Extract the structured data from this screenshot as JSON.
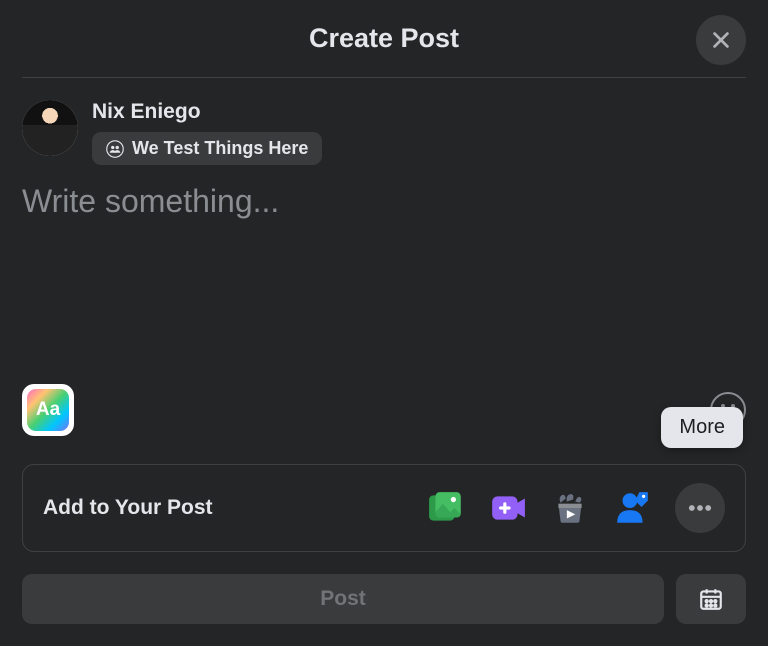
{
  "header": {
    "title": "Create Post"
  },
  "user": {
    "name": "Nix Eniego",
    "audience": "We Test Things Here"
  },
  "compose": {
    "placeholder": "Write something...",
    "bg_picker_label": "Aa"
  },
  "add_to_post": {
    "label": "Add to Your Post",
    "tooltip": "More"
  },
  "footer": {
    "post_label": "Post"
  },
  "icons": {
    "close": "close-icon",
    "group": "group-icon",
    "emoji": "emoji-icon",
    "photo": "photo-icon",
    "video": "live-video-icon",
    "popcorn": "watch-party-icon",
    "tag": "tag-people-icon",
    "more": "more-icon",
    "schedule": "schedule-icon"
  },
  "colors": {
    "photo": "#45bd62",
    "video": "#9360f7",
    "popcorn": "#6a7180",
    "tag": "#1877f2"
  }
}
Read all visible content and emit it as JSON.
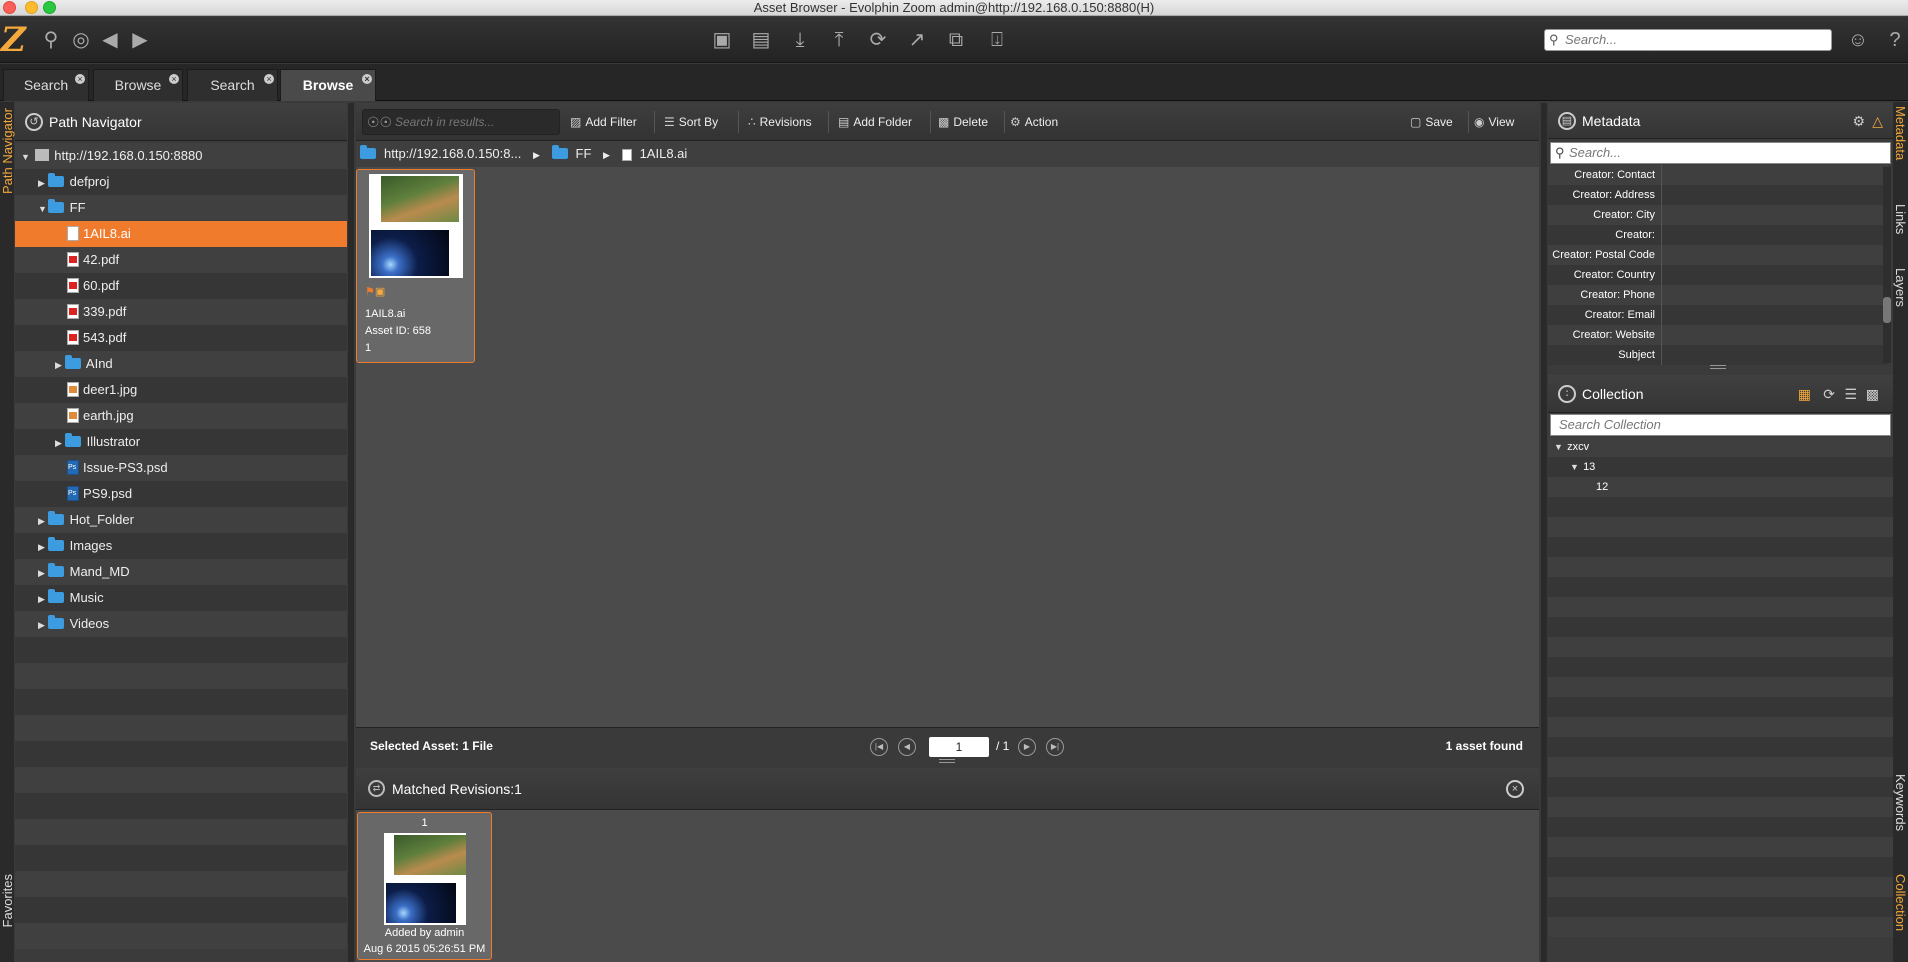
{
  "window": {
    "title": "Asset Browser - Evolphin Zoom admin@http://192.168.0.150:8880(H)"
  },
  "toolbar": {
    "logo": "Z",
    "left_icons": [
      "search-icon",
      "globe-icon",
      "back-arrow-icon",
      "forward-arrow-icon"
    ],
    "center_icons": [
      "lock-icon",
      "unlock-icon",
      "download-icon",
      "upload-icon",
      "sync-icon",
      "share-icon",
      "copy-icon",
      "cart-icon"
    ],
    "search_placeholder": "Search...",
    "right_icons": [
      "user-icon",
      "help-icon"
    ]
  },
  "tabs": [
    {
      "label": "Search",
      "active": false
    },
    {
      "label": "Browse",
      "active": false
    },
    {
      "label": "Search",
      "active": false
    },
    {
      "label": "Browse",
      "active": true
    }
  ],
  "side_left": {
    "top_label": "Path Navigator",
    "bottom_label": "Favorites"
  },
  "path_navigator": {
    "title": "Path Navigator",
    "root": "http://192.168.0.150:8880",
    "items": [
      {
        "label": "defproj",
        "type": "folder",
        "level": 1,
        "expanded": false
      },
      {
        "label": "FF",
        "type": "folder",
        "level": 1,
        "expanded": true
      },
      {
        "label": "1AIL8.ai",
        "type": "ai",
        "level": 2,
        "selected": true
      },
      {
        "label": "42.pdf",
        "type": "pdf",
        "level": 2
      },
      {
        "label": "60.pdf",
        "type": "pdf",
        "level": 2
      },
      {
        "label": "339.pdf",
        "type": "pdf",
        "level": 2
      },
      {
        "label": "543.pdf",
        "type": "pdf",
        "level": 2
      },
      {
        "label": "AInd",
        "type": "folder",
        "level": 2,
        "expanded": false
      },
      {
        "label": "deer1.jpg",
        "type": "jpg",
        "level": 2
      },
      {
        "label": "earth.jpg",
        "type": "jpg",
        "level": 2
      },
      {
        "label": "Illustrator",
        "type": "folder",
        "level": 2,
        "expanded": false
      },
      {
        "label": "Issue-PS3.psd",
        "type": "psd",
        "level": 2
      },
      {
        "label": "PS9.psd",
        "type": "psd",
        "level": 2
      },
      {
        "label": "Hot_Folder",
        "type": "folder",
        "level": 1,
        "expanded": false
      },
      {
        "label": "Images",
        "type": "folder",
        "level": 1,
        "expanded": false
      },
      {
        "label": "Mand_MD",
        "type": "folder",
        "level": 1,
        "expanded": false
      },
      {
        "label": "Music",
        "type": "folder",
        "level": 1,
        "expanded": false
      },
      {
        "label": "Videos",
        "type": "folder",
        "level": 1,
        "expanded": false
      }
    ]
  },
  "center_toolbar": {
    "search_placeholder": "Search in results...",
    "buttons": {
      "add_filter": "Add Filter",
      "sort_by": "Sort By",
      "revisions": "Revisions",
      "add_folder": "Add Folder",
      "delete": "Delete",
      "action": "Action",
      "save": "Save",
      "view": "View"
    }
  },
  "breadcrumb": [
    "http://192.168.0.150:8...",
    "FF",
    "1AIL8.ai"
  ],
  "asset_card": {
    "name": "1AIL8.ai",
    "asset_id": "Asset ID: 658",
    "version": "1"
  },
  "status": {
    "selected": "Selected Asset: 1 File",
    "page": "1",
    "page_total": "/ 1",
    "found": "1 asset found"
  },
  "revisions": {
    "title": "Matched Revisions:1",
    "card": {
      "number": "1",
      "added_by": "Added by admin",
      "date": "Aug 6 2015 05:26:51 PM"
    }
  },
  "metadata": {
    "title": "Metadata",
    "search_placeholder": "Search...",
    "fields": [
      "Creator: Contact",
      "Creator: Address",
      "Creator: City",
      "Creator:",
      "Creator: Postal Code",
      "Creator: Country",
      "Creator: Phone",
      "Creator: Email",
      "Creator: Website",
      "Subject"
    ]
  },
  "collection": {
    "title": "Collection",
    "search_placeholder": "Search Collection",
    "items": [
      {
        "label": "zxcv",
        "level": 0
      },
      {
        "label": "13",
        "level": 1
      },
      {
        "label": "12",
        "level": 2
      }
    ]
  },
  "side_right": {
    "labels": [
      "Metadata",
      "Links",
      "Layers",
      "Keywords",
      "Collection"
    ]
  },
  "colors": {
    "accent": "#f07b2c",
    "folder": "#3d9be0"
  }
}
┄┄┄┄┄┄
=== Brief ===
Extract the text of all the records above verbatim, excluding pictures.

=== The completed task ===
Extract the structured data from this screenshot as JSON.
{
  "header": {
    "title": "Create Post"
  },
  "user": {
    "name": "Nix Eniego",
    "audience": "We Test Things Here"
  },
  "compose": {
    "placeholder": "Write something...",
    "bg_picker_label": "Aa"
  },
  "add_to_post": {
    "label": "Add to Your Post",
    "tooltip": "More"
  },
  "footer": {
    "post_label": "Post"
  },
  "icons": {
    "close": "close-icon",
    "group": "group-icon",
    "emoji": "emoji-icon",
    "photo": "photo-icon",
    "video": "live-video-icon",
    "popcorn": "watch-party-icon",
    "tag": "tag-people-icon",
    "more": "more-icon",
    "schedule": "schedule-icon"
  },
  "colors": {
    "photo": "#45bd62",
    "video": "#9360f7",
    "popcorn": "#6a7180",
    "tag": "#1877f2"
  }
}
Read all visible content and emit it as JSON.
{
  "window": {
    "title": "Asset Browser - Evolphin Zoom admin@http://192.168.0.150:8880(H)"
  },
  "toolbar": {
    "logo": "Z",
    "left_icons": [
      "search-icon",
      "globe-icon",
      "back-arrow-icon",
      "forward-arrow-icon"
    ],
    "center_icons": [
      "lock-icon",
      "unlock-icon",
      "download-icon",
      "upload-icon",
      "sync-icon",
      "share-icon",
      "copy-icon",
      "cart-icon"
    ],
    "search_placeholder": "Search...",
    "right_icons": [
      "user-icon",
      "help-icon"
    ]
  },
  "tabs": [
    {
      "label": "Search",
      "active": false
    },
    {
      "label": "Browse",
      "active": false
    },
    {
      "label": "Search",
      "active": false
    },
    {
      "label": "Browse",
      "active": true
    }
  ],
  "side_left": {
    "top_label": "Path Navigator",
    "bottom_label": "Favorites"
  },
  "path_navigator": {
    "title": "Path Navigator",
    "root": "http://192.168.0.150:8880",
    "items": [
      {
        "label": "defproj",
        "type": "folder",
        "level": 1,
        "expanded": false
      },
      {
        "label": "FF",
        "type": "folder",
        "level": 1,
        "expanded": true
      },
      {
        "label": "1AIL8.ai",
        "type": "ai",
        "level": 2,
        "selected": true
      },
      {
        "label": "42.pdf",
        "type": "pdf",
        "level": 2
      },
      {
        "label": "60.pdf",
        "type": "pdf",
        "level": 2
      },
      {
        "label": "339.pdf",
        "type": "pdf",
        "level": 2
      },
      {
        "label": "543.pdf",
        "type": "pdf",
        "level": 2
      },
      {
        "label": "AInd",
        "type": "folder",
        "level": 2,
        "expanded": false
      },
      {
        "label": "deer1.jpg",
        "type": "jpg",
        "level": 2
      },
      {
        "label": "earth.jpg",
        "type": "jpg",
        "level": 2
      },
      {
        "label": "Illustrator",
        "type": "folder",
        "level": 2,
        "expanded": false
      },
      {
        "label": "Issue-PS3.psd",
        "type": "psd",
        "level": 2
      },
      {
        "label": "PS9.psd",
        "type": "psd",
        "level": 2
      },
      {
        "label": "Hot_Folder",
        "type": "folder",
        "level": 1,
        "expanded": false
      },
      {
        "label": "Images",
        "type": "folder",
        "level": 1,
        "expanded": false
      },
      {
        "label": "Mand_MD",
        "type": "folder",
        "level": 1,
        "expanded": false
      },
      {
        "label": "Music",
        "type": "folder",
        "level": 1,
        "expanded": false
      },
      {
        "label": "Videos",
        "type": "folder",
        "level": 1,
        "expanded": false
      }
    ]
  },
  "center_toolbar": {
    "search_placeholder": "Search in results...",
    "buttons": {
      "add_filter": "Add Filter",
      "sort_by": "Sort By",
      "revisions": "Revisions",
      "add_folder": "Add Folder",
      "delete": "Delete",
      "action": "Action",
      "save": "Save",
      "view": "View"
    }
  },
  "breadcrumb": [
    "http://192.168.0.150:8...",
    "FF",
    "1AIL8.ai"
  ],
  "asset_card": {
    "name": "1AIL8.ai",
    "asset_id": "Asset ID: 658",
    "version": "1"
  },
  "status": {
    "selected": "Selected Asset: 1 File",
    "page": "1",
    "page_total": "/ 1",
    "found": "1 asset found"
  },
  "revisions": {
    "title": "Matched Revisions:1",
    "card": {
      "number": "1",
      "added_by": "Added by admin",
      "date": "Aug 6 2015 05:26:51 PM"
    }
  },
  "metadata": {
    "title": "Metadata",
    "search_placeholder": "Search...",
    "fields": [
      "Creator: Contact",
      "Creator: Address",
      "Creator: City",
      "Creator:",
      "Creator: Postal Code",
      "Creator: Country",
      "Creator: Phone",
      "Creator: Email",
      "Creator: Website",
      "Subject"
    ]
  },
  "collection": {
    "title": "Collection",
    "search_placeholder": "Search Collection",
    "items": [
      {
        "label": "zxcv",
        "level": 0
      },
      {
        "label": "13",
        "level": 1
      },
      {
        "label": "12",
        "level": 2
      }
    ]
  },
  "side_right": {
    "labels": [
      "Metadata",
      "Links",
      "Layers",
      "Keywords",
      "Collection"
    ]
  },
  "colors": {
    "accent": "#f07b2c",
    "folder": "#3d9be0"
  }
}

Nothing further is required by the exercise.